---- Records for this task

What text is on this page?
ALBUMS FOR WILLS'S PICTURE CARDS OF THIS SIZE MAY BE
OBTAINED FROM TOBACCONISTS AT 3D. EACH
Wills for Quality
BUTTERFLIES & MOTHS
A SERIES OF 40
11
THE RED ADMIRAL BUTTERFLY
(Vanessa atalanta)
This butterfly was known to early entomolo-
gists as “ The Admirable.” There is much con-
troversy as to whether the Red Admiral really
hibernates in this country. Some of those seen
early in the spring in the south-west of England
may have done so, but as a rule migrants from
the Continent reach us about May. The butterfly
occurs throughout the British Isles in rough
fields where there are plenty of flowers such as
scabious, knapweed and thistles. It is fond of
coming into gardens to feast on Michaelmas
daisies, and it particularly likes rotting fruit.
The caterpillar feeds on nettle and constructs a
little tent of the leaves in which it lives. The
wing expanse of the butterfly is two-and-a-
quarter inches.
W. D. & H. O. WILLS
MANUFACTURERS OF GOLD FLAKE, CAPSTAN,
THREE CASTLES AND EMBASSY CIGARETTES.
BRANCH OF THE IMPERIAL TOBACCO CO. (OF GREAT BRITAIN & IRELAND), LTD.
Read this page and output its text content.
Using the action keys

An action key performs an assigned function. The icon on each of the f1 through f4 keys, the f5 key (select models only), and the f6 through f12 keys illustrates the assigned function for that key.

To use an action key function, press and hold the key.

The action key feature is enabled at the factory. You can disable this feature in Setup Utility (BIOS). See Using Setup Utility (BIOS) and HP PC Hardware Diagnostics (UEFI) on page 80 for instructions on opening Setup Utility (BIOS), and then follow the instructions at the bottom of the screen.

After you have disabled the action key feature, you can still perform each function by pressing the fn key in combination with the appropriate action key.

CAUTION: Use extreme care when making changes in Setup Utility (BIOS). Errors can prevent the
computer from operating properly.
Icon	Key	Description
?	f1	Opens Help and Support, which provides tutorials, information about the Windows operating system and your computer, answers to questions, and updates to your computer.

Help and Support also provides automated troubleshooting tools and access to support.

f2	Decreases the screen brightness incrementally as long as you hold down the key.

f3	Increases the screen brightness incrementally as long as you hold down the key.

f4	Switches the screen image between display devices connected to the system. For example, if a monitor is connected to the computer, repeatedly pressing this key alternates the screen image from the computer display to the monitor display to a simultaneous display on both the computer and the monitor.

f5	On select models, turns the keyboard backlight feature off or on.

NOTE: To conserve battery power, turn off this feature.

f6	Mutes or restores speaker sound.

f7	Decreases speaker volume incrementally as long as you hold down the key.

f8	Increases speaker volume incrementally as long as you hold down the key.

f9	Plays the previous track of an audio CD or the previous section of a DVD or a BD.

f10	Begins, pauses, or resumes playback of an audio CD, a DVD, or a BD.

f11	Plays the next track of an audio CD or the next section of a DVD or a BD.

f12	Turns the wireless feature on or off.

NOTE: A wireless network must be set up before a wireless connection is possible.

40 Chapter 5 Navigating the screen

--------

#### Aim of the task:
Nothing in the data may differ; print all of it exactly as written.

#### Task answer:
What text is on this page?
ALBUMS FOR WILLS'S PICTURE CARDS OF THIS SIZE MAY BE
OBTAINED FROM TOBACCONISTS AT 3D. EACH
Wills for Quality
BUTTERFLIES & MOTHS
A SERIES OF 40
11
THE RED ADMIRAL BUTTERFLY
(Vanessa atalanta)
This butterfly was known to early entomolo-
gists as “ The Admirable.” There is much con-
troversy as to whether the Red Admiral really
hibernates in this country. Some of those seen
early in the spring in the south-west of England
may have done so, but as a rule migrants from
the Continent reach us about May. The butterfly
occurs throughout the British Isles in rough
fields where there are plenty of flowers such as
scabious, knapweed and thistles. It is fond of
coming into gardens to feast on Michaelmas
daisies, and it particularly likes rotting fruit.
The caterpillar feeds on nettle and constructs a
little tent of the leaves in which it lives. The
wing expanse of the butterfly is two-and-a-
quarter inches.
W. D. & H. O. WILLS
MANUFACTURERS OF GOLD FLAKE, CAPSTAN,
THREE CASTLES AND EMBASSY CIGARETTES.
BRANCH OF THE IMPERIAL TOBACCO CO. (OF GREAT BRITAIN & IRELAND), LTD.
Read this page and output its text content.
Using the action keys

An action key performs an assigned function. The icon on each of the f1 through f4 keys, the f5 key (select models only), and the f6 through f12 keys illustrates the assigned function for that key.

To use an action key function, press and hold the key.

The action key feature is enabled at the factory. You can disable this feature in Setup Utility (BIOS). See Using Setup Utility (BIOS) and HP PC Hardware Diagnostics (UEFI) on page 80 for instructions on opening Setup Utility (BIOS), and then follow the instructions at the bottom of the screen.

After you have disabled the action key feature, you can still perform each function by pressing the fn key in combination with the appropriate action key.

CAUTION: Use extreme care when making changes in Setup Utility (BIOS). Errors can prevent the
computer from operating properly.
Icon	Key	Description
?	f1	Opens Help and Support, which provides tutorials, information about the Windows operating system and your computer, answers to questions, and updates to your computer.

Help and Support also provides automated troubleshooting tools and access to support.

f2	Decreases the screen brightness incrementally as long as you hold down the key.

f3	Increases the screen brightness incrementally as long as you hold down the key.

f4	Switches the screen image between display devices connected to the system. For example, if a monitor is connected to the computer, repeatedly pressing this key alternates the screen image from the computer display to the monitor display to a simultaneous display on both the computer and the monitor.

f5	On select models, turns the keyboard backlight feature off or on.

NOTE: To conserve battery power, turn off this feature.

f6	Mutes or restores speaker sound.

f7	Decreases speaker volume incrementally as long as you hold down the key.

f8	Increases speaker volume incrementally as long as you hold down the key.

f9	Plays the previous track of an audio CD or the previous section of a DVD or a BD.

f10	Begins, pauses, or resumes playback of an audio CD, a DVD, or a BD.

f11	Plays the next track of an audio CD or the next section of a DVD or a BD.

f12	Turns the wireless feature on or off.

NOTE: A wireless network must be set up before a wireless connection is possible.

40 Chapter 5 Navigating the screen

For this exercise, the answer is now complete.